-------- Data for this task

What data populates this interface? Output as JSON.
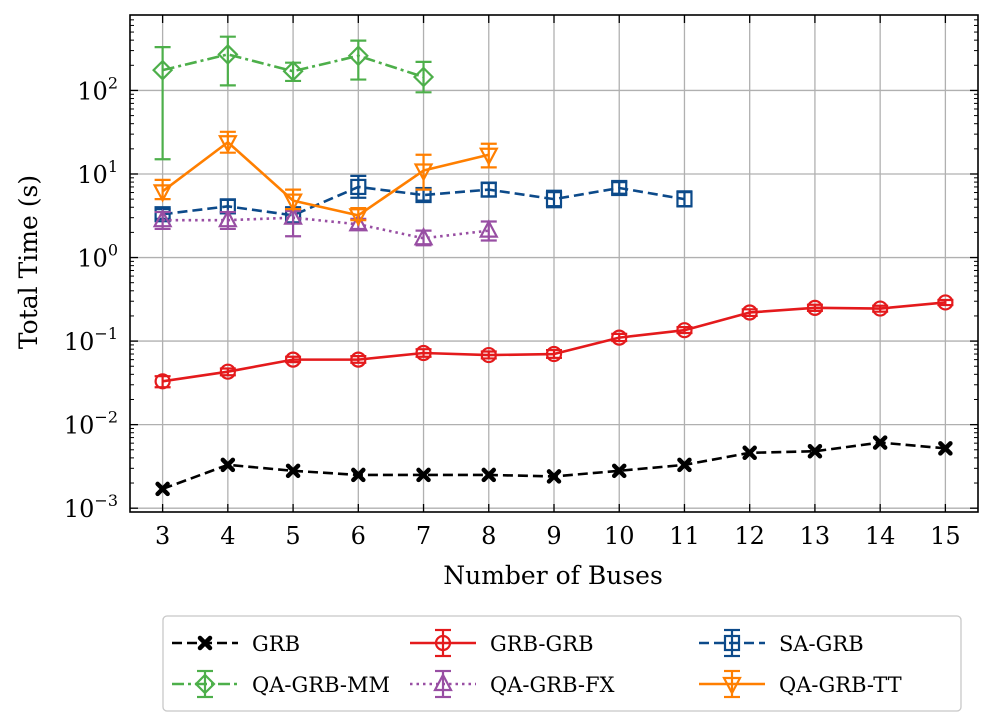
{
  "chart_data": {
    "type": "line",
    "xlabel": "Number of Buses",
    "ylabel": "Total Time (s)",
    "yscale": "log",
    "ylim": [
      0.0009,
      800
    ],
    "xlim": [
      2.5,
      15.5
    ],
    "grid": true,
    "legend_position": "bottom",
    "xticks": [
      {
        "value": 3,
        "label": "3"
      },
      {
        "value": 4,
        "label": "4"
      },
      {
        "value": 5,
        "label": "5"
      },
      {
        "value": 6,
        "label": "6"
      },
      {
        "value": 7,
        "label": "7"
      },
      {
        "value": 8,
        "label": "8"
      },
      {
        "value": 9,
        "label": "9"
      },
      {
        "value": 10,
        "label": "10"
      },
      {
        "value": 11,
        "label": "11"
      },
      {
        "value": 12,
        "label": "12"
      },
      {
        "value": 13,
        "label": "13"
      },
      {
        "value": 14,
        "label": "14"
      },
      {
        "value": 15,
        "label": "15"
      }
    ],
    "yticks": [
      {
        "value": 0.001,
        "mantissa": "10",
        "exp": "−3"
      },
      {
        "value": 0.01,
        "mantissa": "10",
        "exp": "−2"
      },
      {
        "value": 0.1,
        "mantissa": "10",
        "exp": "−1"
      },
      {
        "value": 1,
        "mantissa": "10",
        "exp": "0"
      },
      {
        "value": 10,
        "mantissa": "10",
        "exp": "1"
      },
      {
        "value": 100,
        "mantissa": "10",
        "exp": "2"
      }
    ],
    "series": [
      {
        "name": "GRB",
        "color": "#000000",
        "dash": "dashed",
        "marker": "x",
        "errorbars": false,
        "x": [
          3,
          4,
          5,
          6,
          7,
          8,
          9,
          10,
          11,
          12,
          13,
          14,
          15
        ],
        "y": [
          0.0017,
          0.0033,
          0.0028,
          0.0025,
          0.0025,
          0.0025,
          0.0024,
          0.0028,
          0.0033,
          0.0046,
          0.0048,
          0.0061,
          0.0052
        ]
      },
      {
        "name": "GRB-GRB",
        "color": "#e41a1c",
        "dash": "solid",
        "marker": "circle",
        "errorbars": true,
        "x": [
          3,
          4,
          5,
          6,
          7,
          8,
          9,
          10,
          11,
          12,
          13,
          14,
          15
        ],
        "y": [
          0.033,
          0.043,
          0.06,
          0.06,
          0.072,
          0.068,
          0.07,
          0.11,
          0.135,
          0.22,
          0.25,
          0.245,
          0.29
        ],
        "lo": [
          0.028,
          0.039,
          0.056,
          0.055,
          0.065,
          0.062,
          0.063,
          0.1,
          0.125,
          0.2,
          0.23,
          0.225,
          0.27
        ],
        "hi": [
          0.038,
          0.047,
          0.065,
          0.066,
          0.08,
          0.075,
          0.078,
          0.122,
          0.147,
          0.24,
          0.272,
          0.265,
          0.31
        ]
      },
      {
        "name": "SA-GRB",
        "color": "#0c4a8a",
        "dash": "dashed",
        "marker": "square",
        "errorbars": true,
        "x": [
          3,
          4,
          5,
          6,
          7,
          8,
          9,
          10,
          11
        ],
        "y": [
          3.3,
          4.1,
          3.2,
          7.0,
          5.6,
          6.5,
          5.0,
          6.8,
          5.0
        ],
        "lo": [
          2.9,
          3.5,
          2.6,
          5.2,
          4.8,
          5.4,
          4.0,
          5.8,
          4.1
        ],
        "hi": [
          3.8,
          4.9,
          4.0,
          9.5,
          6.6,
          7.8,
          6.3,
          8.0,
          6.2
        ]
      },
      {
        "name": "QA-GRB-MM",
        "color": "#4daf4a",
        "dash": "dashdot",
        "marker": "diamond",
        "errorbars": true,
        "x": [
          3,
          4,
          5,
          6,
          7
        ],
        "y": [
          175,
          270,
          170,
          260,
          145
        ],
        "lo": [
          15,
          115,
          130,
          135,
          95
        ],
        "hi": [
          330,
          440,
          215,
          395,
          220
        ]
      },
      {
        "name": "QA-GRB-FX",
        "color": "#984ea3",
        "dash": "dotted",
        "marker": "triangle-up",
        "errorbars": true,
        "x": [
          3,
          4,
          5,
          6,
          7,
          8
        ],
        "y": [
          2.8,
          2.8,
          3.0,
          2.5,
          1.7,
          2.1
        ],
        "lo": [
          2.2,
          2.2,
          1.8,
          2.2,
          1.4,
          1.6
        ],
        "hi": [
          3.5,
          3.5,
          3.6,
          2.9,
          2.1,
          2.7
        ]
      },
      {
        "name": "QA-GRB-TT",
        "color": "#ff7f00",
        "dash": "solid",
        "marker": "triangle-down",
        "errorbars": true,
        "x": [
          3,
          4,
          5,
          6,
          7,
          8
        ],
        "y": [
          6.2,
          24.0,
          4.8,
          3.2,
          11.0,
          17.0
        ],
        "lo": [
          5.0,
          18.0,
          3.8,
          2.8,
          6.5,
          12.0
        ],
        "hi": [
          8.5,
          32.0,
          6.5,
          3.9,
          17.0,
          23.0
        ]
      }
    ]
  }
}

----------------

- **Task requirements**: From the entries above, copy every line that holds the word "color".

- **Response for this exercise**:
        "color": "#000000",
        "color": "#e41a1c",
        "color": "#0c4a8a",
        "color": "#4daf4a",
        "color": "#984ea3",
        "color": "#ff7f00",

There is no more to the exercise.